▸ **EXERCISE DESCRIPTION**:
Your answer should be a single number: how many lines in the data below hold the string "Reichstag".

•••••

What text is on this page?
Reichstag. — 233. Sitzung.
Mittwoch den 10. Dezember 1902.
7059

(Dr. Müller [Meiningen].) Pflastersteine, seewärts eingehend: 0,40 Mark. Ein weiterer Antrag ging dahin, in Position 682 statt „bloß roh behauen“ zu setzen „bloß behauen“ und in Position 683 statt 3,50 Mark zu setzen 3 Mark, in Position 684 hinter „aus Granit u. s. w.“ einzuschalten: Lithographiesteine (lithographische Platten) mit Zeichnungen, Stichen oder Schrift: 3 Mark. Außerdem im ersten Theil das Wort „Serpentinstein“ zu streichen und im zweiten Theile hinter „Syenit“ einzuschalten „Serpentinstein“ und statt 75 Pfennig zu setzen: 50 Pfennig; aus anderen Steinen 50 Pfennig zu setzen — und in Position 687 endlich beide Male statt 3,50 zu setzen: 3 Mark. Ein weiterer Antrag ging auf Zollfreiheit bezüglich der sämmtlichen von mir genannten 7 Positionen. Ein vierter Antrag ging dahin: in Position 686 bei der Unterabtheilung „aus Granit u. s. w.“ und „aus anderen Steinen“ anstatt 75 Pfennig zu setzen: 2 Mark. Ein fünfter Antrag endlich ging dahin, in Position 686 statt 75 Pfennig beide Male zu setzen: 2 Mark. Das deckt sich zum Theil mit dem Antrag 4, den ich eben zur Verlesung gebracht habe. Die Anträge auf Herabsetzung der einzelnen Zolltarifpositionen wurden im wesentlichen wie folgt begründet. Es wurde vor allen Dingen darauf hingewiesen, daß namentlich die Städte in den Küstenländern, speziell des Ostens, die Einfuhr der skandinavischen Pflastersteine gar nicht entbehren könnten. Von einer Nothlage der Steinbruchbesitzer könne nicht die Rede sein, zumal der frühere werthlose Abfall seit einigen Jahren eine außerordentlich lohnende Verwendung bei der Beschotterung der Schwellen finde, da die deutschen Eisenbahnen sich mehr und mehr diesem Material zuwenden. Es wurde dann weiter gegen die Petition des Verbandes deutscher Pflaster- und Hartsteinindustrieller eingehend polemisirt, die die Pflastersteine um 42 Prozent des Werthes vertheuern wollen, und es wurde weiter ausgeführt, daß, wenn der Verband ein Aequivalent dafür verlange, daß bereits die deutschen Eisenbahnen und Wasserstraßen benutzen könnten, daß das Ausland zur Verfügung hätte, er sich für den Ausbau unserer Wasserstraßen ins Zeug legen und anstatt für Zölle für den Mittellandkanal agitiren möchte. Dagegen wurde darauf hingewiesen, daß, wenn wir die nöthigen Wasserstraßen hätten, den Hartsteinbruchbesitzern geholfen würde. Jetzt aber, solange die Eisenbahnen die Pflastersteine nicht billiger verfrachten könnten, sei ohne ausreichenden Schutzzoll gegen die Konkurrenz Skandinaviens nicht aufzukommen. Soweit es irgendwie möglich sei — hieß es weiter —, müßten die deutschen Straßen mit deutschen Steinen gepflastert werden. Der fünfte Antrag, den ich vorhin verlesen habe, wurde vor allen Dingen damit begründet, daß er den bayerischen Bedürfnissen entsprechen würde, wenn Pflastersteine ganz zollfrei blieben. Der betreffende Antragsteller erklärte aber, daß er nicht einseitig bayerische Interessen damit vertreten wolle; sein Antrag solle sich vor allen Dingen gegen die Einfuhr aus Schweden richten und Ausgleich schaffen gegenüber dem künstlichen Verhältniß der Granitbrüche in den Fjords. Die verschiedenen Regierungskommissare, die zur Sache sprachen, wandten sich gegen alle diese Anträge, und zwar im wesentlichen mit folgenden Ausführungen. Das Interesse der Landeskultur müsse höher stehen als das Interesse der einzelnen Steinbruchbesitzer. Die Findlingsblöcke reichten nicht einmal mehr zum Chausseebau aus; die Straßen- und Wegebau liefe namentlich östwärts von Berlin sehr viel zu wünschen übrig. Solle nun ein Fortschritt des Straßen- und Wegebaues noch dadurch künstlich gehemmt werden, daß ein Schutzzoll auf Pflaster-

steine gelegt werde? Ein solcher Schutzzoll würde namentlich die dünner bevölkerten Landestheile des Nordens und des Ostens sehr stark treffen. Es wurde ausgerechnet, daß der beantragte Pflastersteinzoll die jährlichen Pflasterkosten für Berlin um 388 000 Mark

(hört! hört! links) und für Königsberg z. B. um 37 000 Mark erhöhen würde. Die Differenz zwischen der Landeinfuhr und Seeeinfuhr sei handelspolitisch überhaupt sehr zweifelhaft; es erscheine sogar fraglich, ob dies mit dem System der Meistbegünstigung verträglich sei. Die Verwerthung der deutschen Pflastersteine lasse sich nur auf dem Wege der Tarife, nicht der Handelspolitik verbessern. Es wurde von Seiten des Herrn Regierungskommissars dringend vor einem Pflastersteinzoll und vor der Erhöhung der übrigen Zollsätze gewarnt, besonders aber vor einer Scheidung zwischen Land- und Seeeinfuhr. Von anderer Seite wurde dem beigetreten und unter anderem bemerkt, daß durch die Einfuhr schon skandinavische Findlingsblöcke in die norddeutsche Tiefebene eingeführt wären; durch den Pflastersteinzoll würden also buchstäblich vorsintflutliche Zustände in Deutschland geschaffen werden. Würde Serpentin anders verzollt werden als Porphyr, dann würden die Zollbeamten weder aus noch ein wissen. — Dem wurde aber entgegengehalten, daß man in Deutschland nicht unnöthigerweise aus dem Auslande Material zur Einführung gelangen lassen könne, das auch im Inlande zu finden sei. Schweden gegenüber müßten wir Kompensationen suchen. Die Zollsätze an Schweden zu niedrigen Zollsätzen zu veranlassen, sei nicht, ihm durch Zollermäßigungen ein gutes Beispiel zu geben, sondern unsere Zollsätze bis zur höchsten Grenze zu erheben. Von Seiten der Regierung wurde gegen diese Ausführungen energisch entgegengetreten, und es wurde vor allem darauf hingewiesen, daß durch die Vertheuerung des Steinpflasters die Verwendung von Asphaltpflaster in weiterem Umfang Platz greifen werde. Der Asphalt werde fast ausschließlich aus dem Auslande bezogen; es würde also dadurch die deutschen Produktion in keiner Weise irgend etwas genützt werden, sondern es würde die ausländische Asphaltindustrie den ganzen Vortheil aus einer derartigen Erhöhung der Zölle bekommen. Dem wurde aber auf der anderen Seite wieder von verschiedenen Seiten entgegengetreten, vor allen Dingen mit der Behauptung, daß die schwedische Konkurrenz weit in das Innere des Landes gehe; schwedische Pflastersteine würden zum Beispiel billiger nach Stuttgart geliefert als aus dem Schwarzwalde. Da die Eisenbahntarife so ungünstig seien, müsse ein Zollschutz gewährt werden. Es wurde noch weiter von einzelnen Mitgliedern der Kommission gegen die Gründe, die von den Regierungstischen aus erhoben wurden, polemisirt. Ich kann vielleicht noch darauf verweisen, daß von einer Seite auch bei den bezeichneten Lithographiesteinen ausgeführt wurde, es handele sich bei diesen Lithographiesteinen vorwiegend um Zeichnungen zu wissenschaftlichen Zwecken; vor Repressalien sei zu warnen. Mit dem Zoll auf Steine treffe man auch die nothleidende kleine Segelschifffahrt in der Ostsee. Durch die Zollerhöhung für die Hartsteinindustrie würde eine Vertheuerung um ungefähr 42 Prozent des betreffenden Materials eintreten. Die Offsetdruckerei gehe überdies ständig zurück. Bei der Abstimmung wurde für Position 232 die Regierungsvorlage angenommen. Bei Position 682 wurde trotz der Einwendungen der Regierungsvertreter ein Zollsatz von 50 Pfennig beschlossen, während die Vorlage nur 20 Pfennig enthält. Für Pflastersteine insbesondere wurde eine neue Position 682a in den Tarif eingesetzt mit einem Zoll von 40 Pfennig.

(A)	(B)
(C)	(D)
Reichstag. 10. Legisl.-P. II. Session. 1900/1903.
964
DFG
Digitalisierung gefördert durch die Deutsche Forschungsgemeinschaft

•••••

▸ **WRITTEN SOLUTION**:
2